Work required: Reproduce the listing without alteration, from its first line through the line containing "- lon-label: 39°W: [279, 833, 329, 854]", inclusive.

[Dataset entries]
════════════════
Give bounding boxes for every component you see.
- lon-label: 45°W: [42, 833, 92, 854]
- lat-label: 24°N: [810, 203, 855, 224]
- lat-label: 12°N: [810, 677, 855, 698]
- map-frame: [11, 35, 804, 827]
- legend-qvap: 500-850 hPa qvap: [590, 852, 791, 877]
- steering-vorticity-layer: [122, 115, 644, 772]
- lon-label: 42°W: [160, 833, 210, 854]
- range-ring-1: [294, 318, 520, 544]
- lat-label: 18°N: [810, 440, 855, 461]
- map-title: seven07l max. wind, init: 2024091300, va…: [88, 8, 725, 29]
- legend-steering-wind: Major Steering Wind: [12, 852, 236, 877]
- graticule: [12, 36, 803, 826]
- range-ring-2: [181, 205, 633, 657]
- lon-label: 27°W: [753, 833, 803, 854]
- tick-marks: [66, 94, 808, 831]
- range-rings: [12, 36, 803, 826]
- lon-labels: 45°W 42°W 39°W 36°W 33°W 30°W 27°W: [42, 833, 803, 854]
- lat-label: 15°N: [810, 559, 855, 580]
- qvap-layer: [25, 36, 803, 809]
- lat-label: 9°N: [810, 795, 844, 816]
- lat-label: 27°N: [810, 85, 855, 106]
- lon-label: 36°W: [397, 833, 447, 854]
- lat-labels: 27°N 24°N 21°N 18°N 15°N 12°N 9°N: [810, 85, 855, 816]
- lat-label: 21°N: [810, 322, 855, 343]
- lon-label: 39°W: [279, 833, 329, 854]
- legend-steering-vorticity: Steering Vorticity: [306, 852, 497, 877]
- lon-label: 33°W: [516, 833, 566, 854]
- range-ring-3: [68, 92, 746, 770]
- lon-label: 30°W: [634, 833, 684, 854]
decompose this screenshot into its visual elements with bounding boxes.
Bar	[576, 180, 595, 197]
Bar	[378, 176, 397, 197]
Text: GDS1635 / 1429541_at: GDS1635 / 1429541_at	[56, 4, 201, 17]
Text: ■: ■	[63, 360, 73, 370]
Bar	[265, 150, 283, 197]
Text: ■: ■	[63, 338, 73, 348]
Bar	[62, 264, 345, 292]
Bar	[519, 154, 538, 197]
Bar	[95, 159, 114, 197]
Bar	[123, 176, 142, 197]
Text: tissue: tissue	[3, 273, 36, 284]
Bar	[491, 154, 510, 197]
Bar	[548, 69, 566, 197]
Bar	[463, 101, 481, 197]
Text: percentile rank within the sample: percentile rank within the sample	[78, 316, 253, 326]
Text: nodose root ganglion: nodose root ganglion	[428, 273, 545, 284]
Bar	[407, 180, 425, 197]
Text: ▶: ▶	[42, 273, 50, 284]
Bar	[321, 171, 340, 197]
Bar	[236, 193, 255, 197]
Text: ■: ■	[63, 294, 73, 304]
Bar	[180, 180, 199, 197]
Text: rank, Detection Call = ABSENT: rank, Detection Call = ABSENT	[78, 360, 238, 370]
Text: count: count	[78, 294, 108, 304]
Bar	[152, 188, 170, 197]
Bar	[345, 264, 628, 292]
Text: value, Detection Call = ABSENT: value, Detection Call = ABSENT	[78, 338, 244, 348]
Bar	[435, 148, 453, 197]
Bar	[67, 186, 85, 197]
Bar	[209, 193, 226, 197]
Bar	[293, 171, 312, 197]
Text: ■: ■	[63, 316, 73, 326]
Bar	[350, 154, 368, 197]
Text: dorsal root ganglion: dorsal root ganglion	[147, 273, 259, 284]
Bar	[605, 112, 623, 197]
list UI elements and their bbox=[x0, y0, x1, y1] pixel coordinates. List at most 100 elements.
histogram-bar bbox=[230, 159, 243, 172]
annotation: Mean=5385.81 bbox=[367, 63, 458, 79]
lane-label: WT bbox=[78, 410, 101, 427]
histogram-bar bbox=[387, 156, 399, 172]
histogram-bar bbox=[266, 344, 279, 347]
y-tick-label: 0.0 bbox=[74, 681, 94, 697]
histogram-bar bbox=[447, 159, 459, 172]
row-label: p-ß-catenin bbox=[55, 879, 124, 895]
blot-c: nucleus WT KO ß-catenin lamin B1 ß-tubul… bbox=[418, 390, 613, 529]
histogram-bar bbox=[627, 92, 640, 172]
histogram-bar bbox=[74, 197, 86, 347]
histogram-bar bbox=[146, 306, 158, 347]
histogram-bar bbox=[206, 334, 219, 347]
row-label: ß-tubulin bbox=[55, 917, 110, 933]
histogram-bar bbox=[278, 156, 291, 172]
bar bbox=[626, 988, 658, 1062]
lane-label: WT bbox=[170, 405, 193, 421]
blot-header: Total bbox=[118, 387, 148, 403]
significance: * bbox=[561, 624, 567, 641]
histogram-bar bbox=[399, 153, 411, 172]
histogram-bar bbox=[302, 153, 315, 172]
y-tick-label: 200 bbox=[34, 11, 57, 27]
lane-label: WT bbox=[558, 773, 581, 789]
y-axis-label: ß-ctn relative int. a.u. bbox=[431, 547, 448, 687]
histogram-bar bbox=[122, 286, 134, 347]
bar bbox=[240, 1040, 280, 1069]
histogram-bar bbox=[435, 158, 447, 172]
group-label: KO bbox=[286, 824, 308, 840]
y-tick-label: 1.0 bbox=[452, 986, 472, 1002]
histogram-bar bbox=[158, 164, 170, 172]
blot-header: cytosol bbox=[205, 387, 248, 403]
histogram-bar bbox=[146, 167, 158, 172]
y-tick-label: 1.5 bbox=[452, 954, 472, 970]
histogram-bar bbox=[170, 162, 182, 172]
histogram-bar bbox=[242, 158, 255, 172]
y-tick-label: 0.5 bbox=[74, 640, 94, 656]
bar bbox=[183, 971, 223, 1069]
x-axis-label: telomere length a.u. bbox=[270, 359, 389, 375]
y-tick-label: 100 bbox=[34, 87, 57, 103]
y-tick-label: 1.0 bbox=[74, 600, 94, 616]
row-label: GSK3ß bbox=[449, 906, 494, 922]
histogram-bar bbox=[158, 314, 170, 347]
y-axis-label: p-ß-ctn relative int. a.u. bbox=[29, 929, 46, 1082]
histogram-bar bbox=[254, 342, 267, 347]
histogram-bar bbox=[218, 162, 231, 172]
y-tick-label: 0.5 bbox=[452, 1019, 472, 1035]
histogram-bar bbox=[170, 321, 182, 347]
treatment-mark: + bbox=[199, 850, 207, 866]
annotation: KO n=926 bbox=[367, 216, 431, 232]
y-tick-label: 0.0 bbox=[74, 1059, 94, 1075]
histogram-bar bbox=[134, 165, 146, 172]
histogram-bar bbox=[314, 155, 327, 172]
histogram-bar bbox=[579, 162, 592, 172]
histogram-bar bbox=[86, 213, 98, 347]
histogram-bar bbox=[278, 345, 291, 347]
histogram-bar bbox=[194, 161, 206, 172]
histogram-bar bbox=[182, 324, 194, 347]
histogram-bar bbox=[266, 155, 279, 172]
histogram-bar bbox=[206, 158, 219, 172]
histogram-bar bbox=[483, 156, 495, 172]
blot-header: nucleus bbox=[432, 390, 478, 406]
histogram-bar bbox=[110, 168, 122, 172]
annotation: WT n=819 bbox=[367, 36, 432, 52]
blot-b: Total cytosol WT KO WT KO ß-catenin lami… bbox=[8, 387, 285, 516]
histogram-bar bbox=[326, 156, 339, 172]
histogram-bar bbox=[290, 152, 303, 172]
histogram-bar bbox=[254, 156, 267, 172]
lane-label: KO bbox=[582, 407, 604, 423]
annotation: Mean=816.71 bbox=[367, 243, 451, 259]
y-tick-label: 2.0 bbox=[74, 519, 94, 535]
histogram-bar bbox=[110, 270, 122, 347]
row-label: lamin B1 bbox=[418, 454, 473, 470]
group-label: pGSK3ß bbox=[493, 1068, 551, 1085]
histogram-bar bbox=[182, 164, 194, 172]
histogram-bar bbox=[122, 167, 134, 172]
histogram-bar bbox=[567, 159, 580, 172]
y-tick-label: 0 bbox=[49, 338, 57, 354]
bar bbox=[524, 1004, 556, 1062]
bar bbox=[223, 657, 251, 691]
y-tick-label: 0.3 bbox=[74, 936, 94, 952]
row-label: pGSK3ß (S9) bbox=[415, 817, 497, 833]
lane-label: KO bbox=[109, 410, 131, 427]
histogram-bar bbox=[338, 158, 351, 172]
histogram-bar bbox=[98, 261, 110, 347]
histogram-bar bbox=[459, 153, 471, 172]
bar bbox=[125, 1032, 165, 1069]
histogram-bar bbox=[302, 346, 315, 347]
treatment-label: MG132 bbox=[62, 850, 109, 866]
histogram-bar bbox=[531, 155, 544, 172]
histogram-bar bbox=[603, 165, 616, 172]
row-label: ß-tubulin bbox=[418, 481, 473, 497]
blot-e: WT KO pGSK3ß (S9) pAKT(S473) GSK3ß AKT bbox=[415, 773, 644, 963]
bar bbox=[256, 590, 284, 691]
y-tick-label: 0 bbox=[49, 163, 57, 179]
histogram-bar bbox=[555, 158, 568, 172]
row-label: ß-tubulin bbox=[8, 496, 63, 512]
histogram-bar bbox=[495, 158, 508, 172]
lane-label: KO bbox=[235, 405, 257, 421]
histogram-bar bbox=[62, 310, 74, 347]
════════════════
Response to the task:
Give bounding boxes for every component you see.
- lon-label: 45°W: [42, 833, 92, 854]
- lat-label: 24°N: [810, 203, 855, 224]
- lat-label: 12°N: [810, 677, 855, 698]
- map-frame: [11, 35, 804, 827]
- legend-qvap: 500-850 hPa qvap: [590, 852, 791, 877]
- steering-vorticity-layer: [122, 115, 644, 772]
- lon-label: 42°W: [160, 833, 210, 854]
- range-ring-1: [294, 318, 520, 544]
- lat-label: 18°N: [810, 440, 855, 461]
- map-title: seven07l max. wind, init: 2024091300, va…: [88, 8, 725, 29]
- legend-steering-wind: Major Steering Wind: [12, 852, 236, 877]
- graticule: [12, 36, 803, 826]
- range-ring-2: [181, 205, 633, 657]
- lon-label: 27°W: [753, 833, 803, 854]
- tick-marks: [66, 94, 808, 831]
- range-rings: [12, 36, 803, 826]
- lon-labels: 45°W 42°W 39°W 36°W 33°W 30°W 27°W: [42, 833, 803, 854]
- lat-label: 15°N: [810, 559, 855, 580]
- qvap-layer: [25, 36, 803, 809]
- lat-label: 9°N: [810, 795, 844, 816]
- lat-label: 27°N: [810, 85, 855, 106]
- lon-label: 36°W: [397, 833, 447, 854]
- lat-labels: 27°N 24°N 21°N 18°N 15°N 12°N 9°N: [810, 85, 855, 816]
- lat-label: 21°N: [810, 322, 855, 343]
- lon-label: 39°W: [279, 833, 329, 854]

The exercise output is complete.